▶ **WRITTEN EXERCISE**:
Repeat the listing in full, exactly as it stands.

▶ **ENTRIES SHOWN**:
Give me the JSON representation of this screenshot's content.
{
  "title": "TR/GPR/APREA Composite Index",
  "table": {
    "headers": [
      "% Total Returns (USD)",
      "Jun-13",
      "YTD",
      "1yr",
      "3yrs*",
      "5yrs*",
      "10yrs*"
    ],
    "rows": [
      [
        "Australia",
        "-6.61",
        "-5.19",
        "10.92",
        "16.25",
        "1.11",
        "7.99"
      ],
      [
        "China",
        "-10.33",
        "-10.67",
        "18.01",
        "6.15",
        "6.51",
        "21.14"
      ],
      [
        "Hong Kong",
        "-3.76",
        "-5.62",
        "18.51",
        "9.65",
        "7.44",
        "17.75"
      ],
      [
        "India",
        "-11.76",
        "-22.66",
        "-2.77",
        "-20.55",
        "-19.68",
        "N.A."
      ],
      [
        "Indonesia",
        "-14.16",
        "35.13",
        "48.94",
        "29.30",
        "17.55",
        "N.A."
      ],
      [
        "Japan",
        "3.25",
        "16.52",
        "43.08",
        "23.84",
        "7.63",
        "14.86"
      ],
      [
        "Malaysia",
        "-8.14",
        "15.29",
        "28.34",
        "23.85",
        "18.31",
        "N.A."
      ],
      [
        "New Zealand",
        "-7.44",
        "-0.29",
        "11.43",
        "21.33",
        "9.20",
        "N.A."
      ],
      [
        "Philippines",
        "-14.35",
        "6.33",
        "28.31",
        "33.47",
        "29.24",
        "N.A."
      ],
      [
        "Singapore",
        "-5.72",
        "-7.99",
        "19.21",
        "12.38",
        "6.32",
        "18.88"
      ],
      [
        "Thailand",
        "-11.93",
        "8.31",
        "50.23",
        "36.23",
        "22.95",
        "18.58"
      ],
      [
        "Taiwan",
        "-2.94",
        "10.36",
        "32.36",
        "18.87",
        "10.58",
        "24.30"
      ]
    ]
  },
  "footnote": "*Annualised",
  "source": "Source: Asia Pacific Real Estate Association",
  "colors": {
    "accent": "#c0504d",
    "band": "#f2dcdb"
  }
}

▶ **OUTPUT OF THE EXERCISE**:
Give me the JSON representation of this screenshot's content.
{
  "title": "TR/GPR/APREA Composite Index",
  "table": {
    "headers": [
      "% Total Returns (USD)",
      "Jun-13",
      "YTD",
      "1yr",
      "3yrs*",
      "5yrs*",
      "10yrs*"
    ],
    "rows": [
      [
        "Australia",
        "-6.61",
        "-5.19",
        "10.92",
        "16.25",
        "1.11",
        "7.99"
      ],
      [
        "China",
        "-10.33",
        "-10.67",
        "18.01",
        "6.15",
        "6.51",
        "21.14"
      ],
      [
        "Hong Kong",
        "-3.76",
        "-5.62",
        "18.51",
        "9.65",
        "7.44",
        "17.75"
      ],
      [
        "India",
        "-11.76",
        "-22.66",
        "-2.77",
        "-20.55",
        "-19.68",
        "N.A."
      ],
      [
        "Indonesia",
        "-14.16",
        "35.13",
        "48.94",
        "29.30",
        "17.55",
        "N.A."
      ],
      [
        "Japan",
        "3.25",
        "16.52",
        "43.08",
        "23.84",
        "7.63",
        "14.86"
      ],
      [
        "Malaysia",
        "-8.14",
        "15.29",
        "28.34",
        "23.85",
        "18.31",
        "N.A."
      ],
      [
        "New Zealand",
        "-7.44",
        "-0.29",
        "11.43",
        "21.33",
        "9.20",
        "N.A."
      ],
      [
        "Philippines",
        "-14.35",
        "6.33",
        "28.31",
        "33.47",
        "29.24",
        "N.A."
      ],
      [
        "Singapore",
        "-5.72",
        "-7.99",
        "19.21",
        "12.38",
        "6.32",
        "18.88"
      ],
      [
        "Thailand",
        "-11.93",
        "8.31",
        "50.23",
        "36.23",
        "22.95",
        "18.58"
      ],
      [
        "Taiwan",
        "-2.94",
        "10.36",
        "32.36",
        "18.87",
        "10.58",
        "24.30"
      ]
    ]
  },
  "footnote": "*Annualised",
  "source": "Source: Asia Pacific Real Estate Association",
  "colors": {
    "accent": "#c0504d",
    "band": "#f2dcdb"
  }
}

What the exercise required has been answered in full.